**Instructions for the task**:
Can you transcribe every line exactly and leave the pictures behind?

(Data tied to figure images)

--*--

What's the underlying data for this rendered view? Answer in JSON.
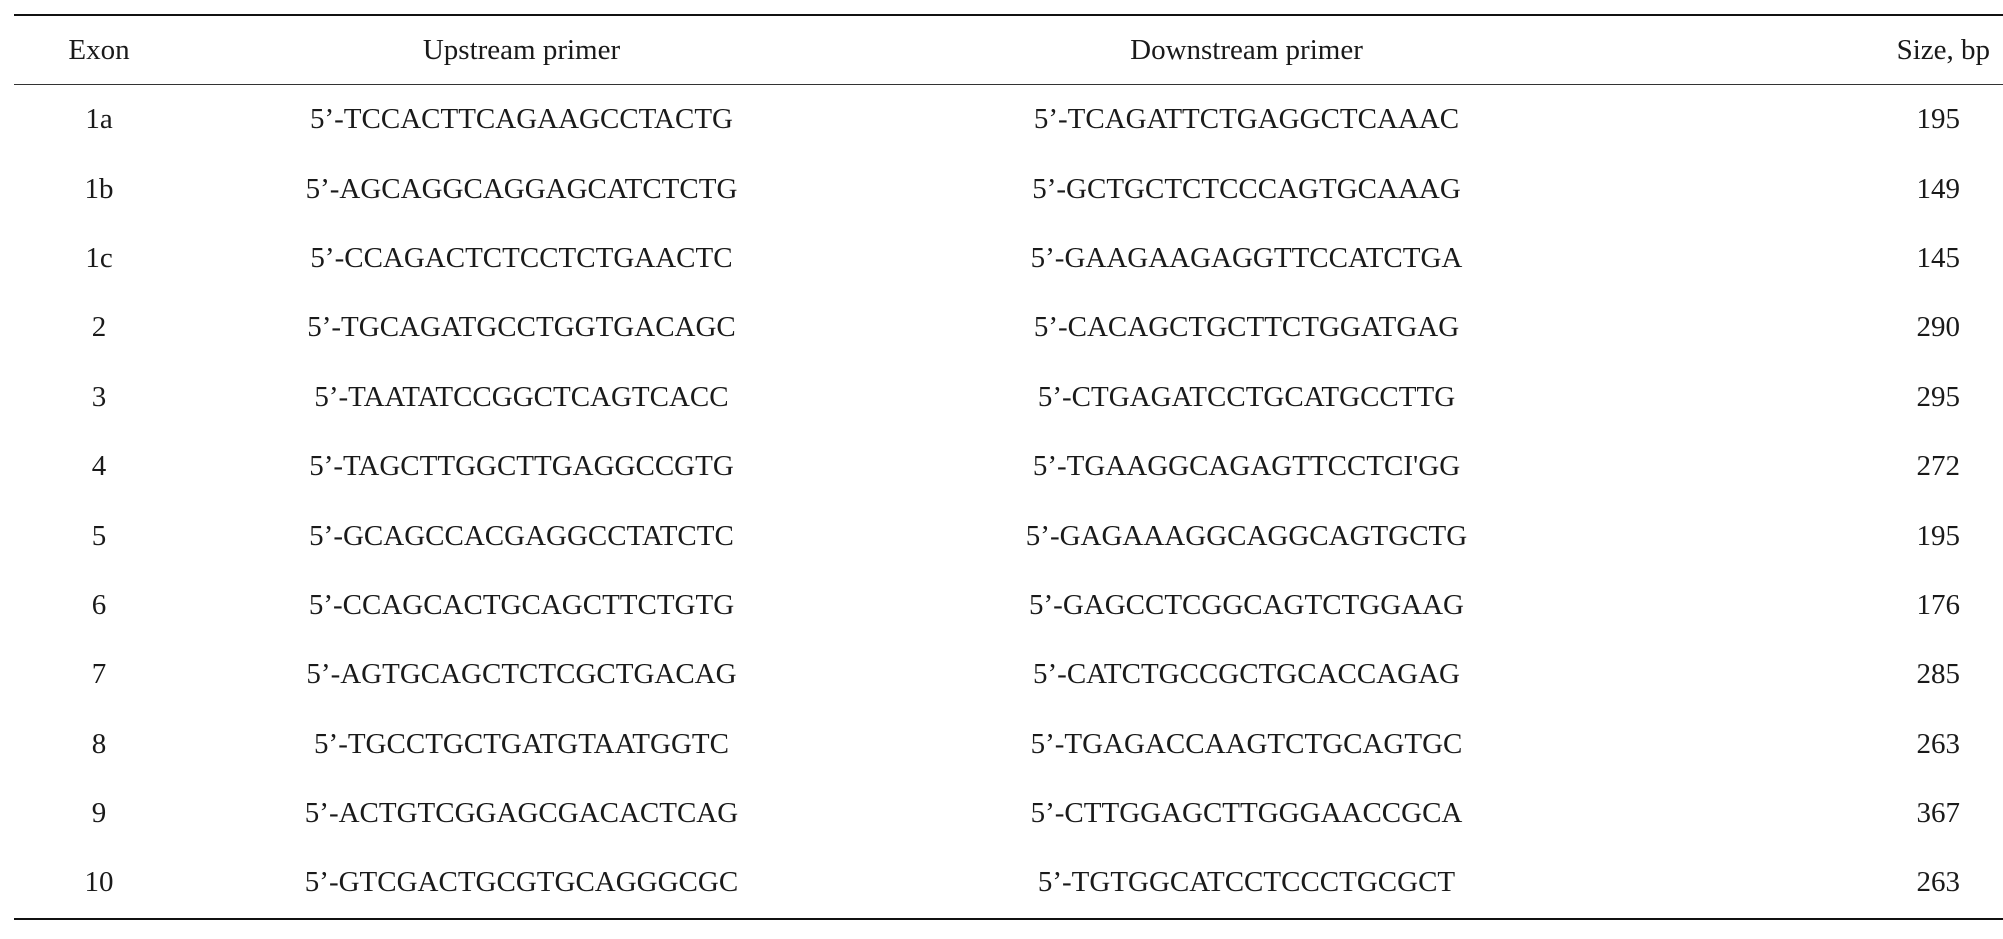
{
  "table": {
    "headers": {
      "exon": "Exon",
      "upstream": "Upstream primer",
      "downstream": "Downstream primer",
      "size": "Size, bp"
    },
    "rows": [
      {
        "exon": "1a",
        "upstream": "5’-TCCACTTCAGAAGCCTACTG",
        "downstream": "5’-TCAGATTCTGAGGCTCAAAC",
        "size": "195"
      },
      {
        "exon": "1b",
        "upstream": "5’-AGCAGGCAGGAGCATCTCTG",
        "downstream": "5’-GCTGCTCTCCCAGTGCAAAG",
        "size": "149"
      },
      {
        "exon": "1c",
        "upstream": "5’-CCAGACTCTCCTCTGAACTC",
        "downstream": "5’-GAAGAAGAGGTTCCATCTGA",
        "size": "145"
      },
      {
        "exon": "2",
        "upstream": "5’-TGCAGATGCCTGGTGACAGC",
        "downstream": "5’-CACAGCTGCTTCTGGATGAG",
        "size": "290"
      },
      {
        "exon": "3",
        "upstream": "5’-TAATATCCGGCTCAGTCACC",
        "downstream": "5’-CTGAGATCCTGCATGCCTTG",
        "size": "295"
      },
      {
        "exon": "4",
        "upstream": "5’-TAGCTTGGCTTGAGGCCGTG",
        "downstream": "5’-TGAAGGCAGAGTTCCTCI'GG",
        "size": "272"
      },
      {
        "exon": "5",
        "upstream": "5’-GCAGCCACGAGGCCTATCTC",
        "downstream": "5’-GAGAAAGGCAGGCAGTGCTG",
        "size": "195"
      },
      {
        "exon": "6",
        "upstream": "5’-CCAGCACTGCAGCTTCTGTG",
        "downstream": "5’-GAGCCTCGGCAGTCTGGAAG",
        "size": "176"
      },
      {
        "exon": "7",
        "upstream": "5’-AGTGCAGCTCTCGCTGACAG",
        "downstream": "5’-CATCTGCCGCTGCACCAGAG",
        "size": "285"
      },
      {
        "exon": "8",
        "upstream": "5’-TGCCTGCTGATGTAATGGTC",
        "downstream": "5’-TGAGACCAAGTCTGCAGTGC",
        "size": "263"
      },
      {
        "exon": "9",
        "upstream": "5’-ACTGTCGGAGCGACACTCAG",
        "downstream": "5’-CTTGGAGCTTGGGAACCGCA",
        "size": "367"
      },
      {
        "exon": "10",
        "upstream": "5’-GTCGACTGCGTGCAGGGCGC",
        "downstream": "5’-TGTGGCATCCTCCCTGCGCT",
        "size": "263"
      }
    ]
  }
}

--*--

**Answer to the task**:
What's the underlying data for this rendered view? Answer in JSON.
{
  "table": {
    "headers": {
      "exon": "Exon",
      "upstream": "Upstream primer",
      "downstream": "Downstream primer",
      "size": "Size, bp"
    },
    "rows": [
      {
        "exon": "1a",
        "upstream": "5’-TCCACTTCAGAAGCCTACTG",
        "downstream": "5’-TCAGATTCTGAGGCTCAAAC",
        "size": "195"
      },
      {
        "exon": "1b",
        "upstream": "5’-AGCAGGCAGGAGCATCTCTG",
        "downstream": "5’-GCTGCTCTCCCAGTGCAAAG",
        "size": "149"
      },
      {
        "exon": "1c",
        "upstream": "5’-CCAGACTCTCCTCTGAACTC",
        "downstream": "5’-GAAGAAGAGGTTCCATCTGA",
        "size": "145"
      },
      {
        "exon": "2",
        "upstream": "5’-TGCAGATGCCTGGTGACAGC",
        "downstream": "5’-CACAGCTGCTTCTGGATGAG",
        "size": "290"
      },
      {
        "exon": "3",
        "upstream": "5’-TAATATCCGGCTCAGTCACC",
        "downstream": "5’-CTGAGATCCTGCATGCCTTG",
        "size": "295"
      },
      {
        "exon": "4",
        "upstream": "5’-TAGCTTGGCTTGAGGCCGTG",
        "downstream": "5’-TGAAGGCAGAGTTCCTCI'GG",
        "size": "272"
      },
      {
        "exon": "5",
        "upstream": "5’-GCAGCCACGAGGCCTATCTC",
        "downstream": "5’-GAGAAAGGCAGGCAGTGCTG",
        "size": "195"
      },
      {
        "exon": "6",
        "upstream": "5’-CCAGCACTGCAGCTTCTGTG",
        "downstream": "5’-GAGCCTCGGCAGTCTGGAAG",
        "size": "176"
      },
      {
        "exon": "7",
        "upstream": "5’-AGTGCAGCTCTCGCTGACAG",
        "downstream": "5’-CATCTGCCGCTGCACCAGAG",
        "size": "285"
      },
      {
        "exon": "8",
        "upstream": "5’-TGCCTGCTGATGTAATGGTC",
        "downstream": "5’-TGAGACCAAGTCTGCAGTGC",
        "size": "263"
      },
      {
        "exon": "9",
        "upstream": "5’-ACTGTCGGAGCGACACTCAG",
        "downstream": "5’-CTTGGAGCTTGGGAACCGCA",
        "size": "367"
      },
      {
        "exon": "10",
        "upstream": "5’-GTCGACTGCGTGCAGGGCGC",
        "downstream": "5’-TGTGGCATCCTCCCTGCGCT",
        "size": "263"
      }
    ]
  }
}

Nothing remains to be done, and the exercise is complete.